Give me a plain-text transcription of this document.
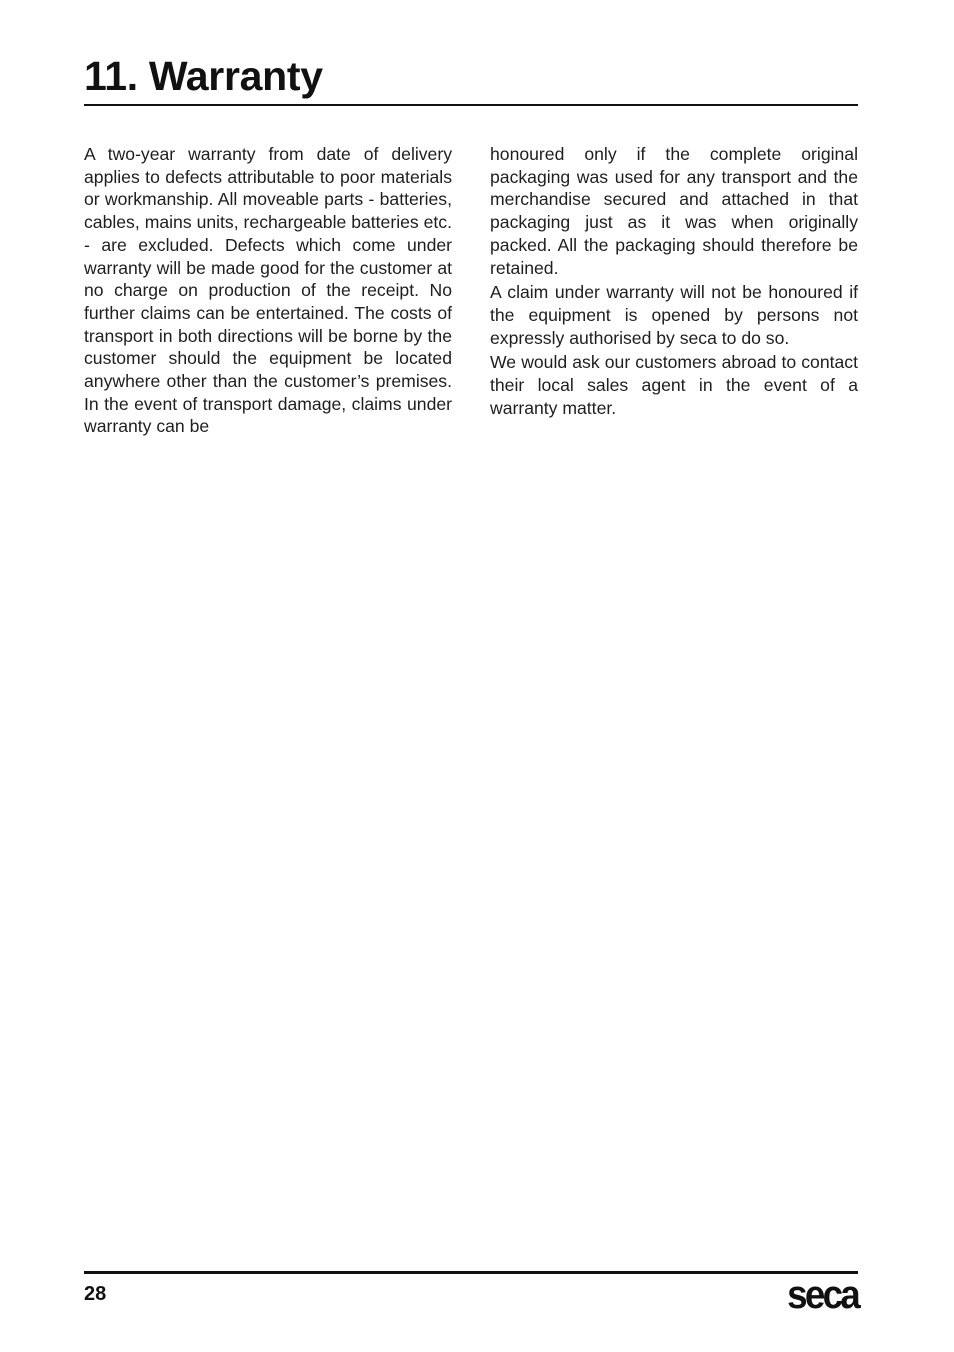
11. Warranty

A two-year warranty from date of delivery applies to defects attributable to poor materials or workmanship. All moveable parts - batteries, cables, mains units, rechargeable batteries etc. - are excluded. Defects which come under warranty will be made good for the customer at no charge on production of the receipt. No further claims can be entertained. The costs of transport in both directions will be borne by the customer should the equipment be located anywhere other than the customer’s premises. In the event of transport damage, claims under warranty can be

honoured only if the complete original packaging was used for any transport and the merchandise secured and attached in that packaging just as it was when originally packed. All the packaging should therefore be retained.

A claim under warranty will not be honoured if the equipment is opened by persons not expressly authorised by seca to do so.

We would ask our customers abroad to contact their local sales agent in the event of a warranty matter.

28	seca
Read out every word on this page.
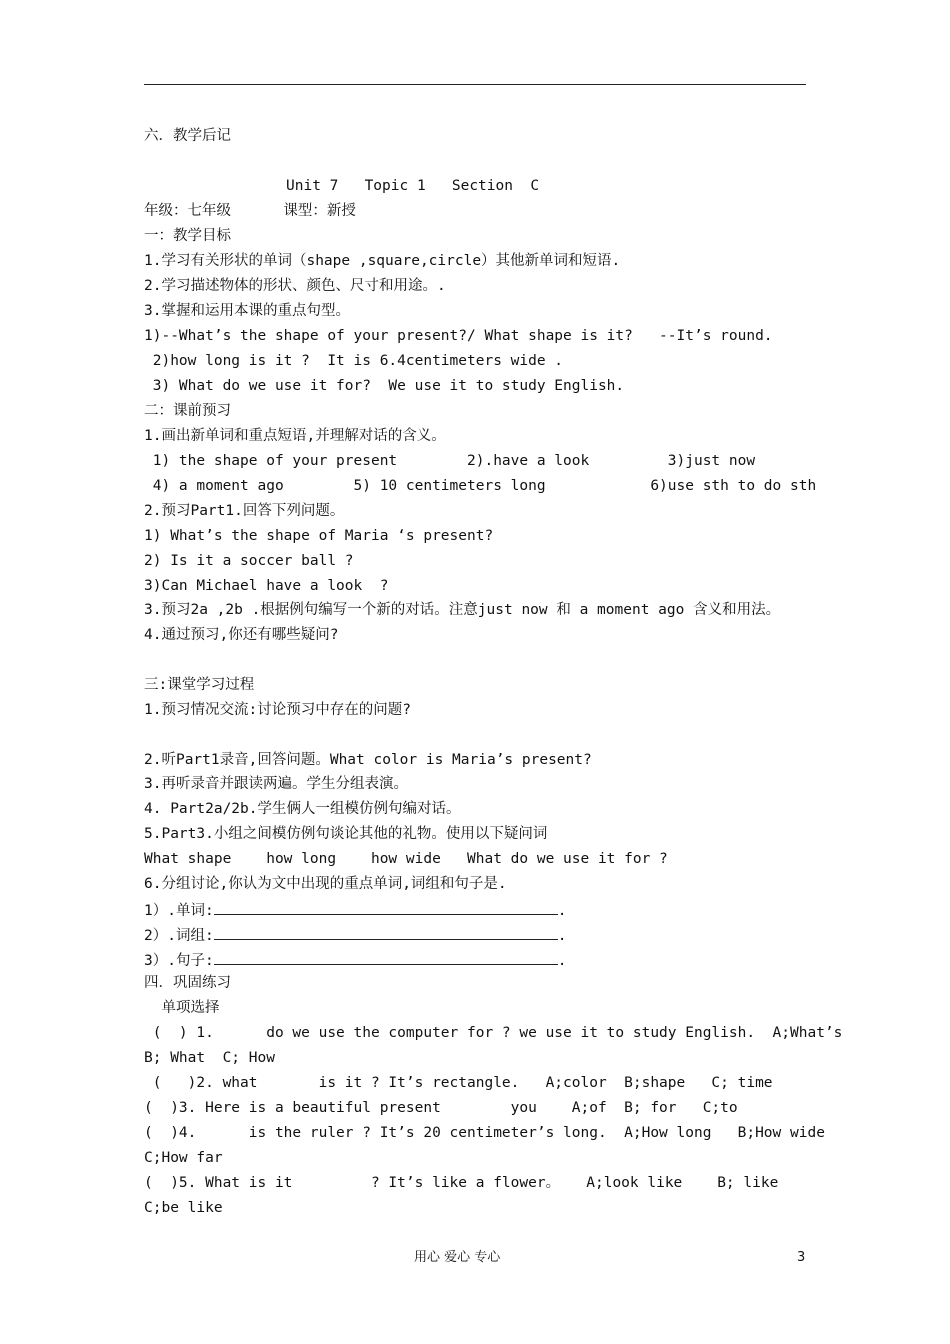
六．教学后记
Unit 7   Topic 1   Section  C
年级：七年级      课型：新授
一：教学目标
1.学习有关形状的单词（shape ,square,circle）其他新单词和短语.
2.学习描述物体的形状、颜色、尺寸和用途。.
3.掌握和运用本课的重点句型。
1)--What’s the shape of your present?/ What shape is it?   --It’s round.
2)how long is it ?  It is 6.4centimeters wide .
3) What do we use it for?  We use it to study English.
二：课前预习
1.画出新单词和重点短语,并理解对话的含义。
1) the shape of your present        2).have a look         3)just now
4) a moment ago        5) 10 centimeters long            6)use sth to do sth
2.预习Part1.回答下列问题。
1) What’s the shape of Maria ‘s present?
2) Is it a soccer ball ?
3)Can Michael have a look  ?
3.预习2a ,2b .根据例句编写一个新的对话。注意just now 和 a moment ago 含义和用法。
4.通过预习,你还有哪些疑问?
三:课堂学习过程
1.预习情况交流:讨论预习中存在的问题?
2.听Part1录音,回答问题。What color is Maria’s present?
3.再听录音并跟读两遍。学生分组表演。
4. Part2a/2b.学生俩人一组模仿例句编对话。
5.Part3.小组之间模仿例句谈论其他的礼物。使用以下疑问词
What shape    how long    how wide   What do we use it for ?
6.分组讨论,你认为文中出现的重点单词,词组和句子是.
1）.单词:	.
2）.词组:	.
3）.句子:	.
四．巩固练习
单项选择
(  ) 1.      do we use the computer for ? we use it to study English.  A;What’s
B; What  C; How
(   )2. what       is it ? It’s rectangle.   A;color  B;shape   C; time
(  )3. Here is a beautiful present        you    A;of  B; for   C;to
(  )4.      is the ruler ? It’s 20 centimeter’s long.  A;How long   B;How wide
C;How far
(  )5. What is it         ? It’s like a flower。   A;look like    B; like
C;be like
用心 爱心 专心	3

* * *

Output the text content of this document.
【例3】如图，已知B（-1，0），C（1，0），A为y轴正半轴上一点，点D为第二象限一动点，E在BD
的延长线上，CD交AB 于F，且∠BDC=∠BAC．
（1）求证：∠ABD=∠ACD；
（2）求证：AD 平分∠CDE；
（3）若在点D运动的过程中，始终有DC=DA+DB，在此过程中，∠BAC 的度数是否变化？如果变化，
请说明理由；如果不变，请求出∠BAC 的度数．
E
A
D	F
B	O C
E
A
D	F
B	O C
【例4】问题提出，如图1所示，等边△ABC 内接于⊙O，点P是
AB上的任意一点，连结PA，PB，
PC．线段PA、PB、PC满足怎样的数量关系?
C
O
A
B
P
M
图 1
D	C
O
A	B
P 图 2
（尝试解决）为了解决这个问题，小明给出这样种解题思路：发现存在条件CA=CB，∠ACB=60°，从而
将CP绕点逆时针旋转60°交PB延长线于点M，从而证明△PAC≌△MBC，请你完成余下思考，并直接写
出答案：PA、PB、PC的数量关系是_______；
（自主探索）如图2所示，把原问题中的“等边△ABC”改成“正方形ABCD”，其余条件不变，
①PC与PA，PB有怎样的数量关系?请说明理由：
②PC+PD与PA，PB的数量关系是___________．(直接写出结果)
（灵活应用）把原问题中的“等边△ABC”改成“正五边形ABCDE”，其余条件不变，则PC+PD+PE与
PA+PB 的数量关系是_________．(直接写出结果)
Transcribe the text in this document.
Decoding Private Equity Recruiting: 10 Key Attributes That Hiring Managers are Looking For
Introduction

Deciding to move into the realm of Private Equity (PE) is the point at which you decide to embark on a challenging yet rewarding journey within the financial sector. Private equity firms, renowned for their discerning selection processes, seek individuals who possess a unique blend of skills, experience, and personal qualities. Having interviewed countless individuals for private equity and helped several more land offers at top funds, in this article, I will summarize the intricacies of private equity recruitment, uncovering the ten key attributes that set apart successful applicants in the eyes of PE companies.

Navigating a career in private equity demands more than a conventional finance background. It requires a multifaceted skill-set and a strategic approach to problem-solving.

--

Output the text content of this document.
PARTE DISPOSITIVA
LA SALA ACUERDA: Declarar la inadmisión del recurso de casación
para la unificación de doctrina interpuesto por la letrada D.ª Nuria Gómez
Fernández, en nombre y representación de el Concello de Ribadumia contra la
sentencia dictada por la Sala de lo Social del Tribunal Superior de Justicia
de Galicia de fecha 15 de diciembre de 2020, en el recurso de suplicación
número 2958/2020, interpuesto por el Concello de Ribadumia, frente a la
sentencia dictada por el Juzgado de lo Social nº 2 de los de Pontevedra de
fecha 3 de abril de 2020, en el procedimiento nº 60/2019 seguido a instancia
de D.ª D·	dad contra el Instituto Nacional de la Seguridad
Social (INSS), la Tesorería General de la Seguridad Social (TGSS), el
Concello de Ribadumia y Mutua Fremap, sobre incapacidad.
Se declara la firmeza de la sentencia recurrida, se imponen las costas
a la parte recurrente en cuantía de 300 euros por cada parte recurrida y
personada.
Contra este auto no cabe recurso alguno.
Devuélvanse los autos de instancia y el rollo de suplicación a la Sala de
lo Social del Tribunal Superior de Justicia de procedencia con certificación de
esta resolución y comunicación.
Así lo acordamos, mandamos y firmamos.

# GOAL
Examine the listing and say how many of its lines contain the string "fecha". Give the number alone.

# FULL OUTPUT
2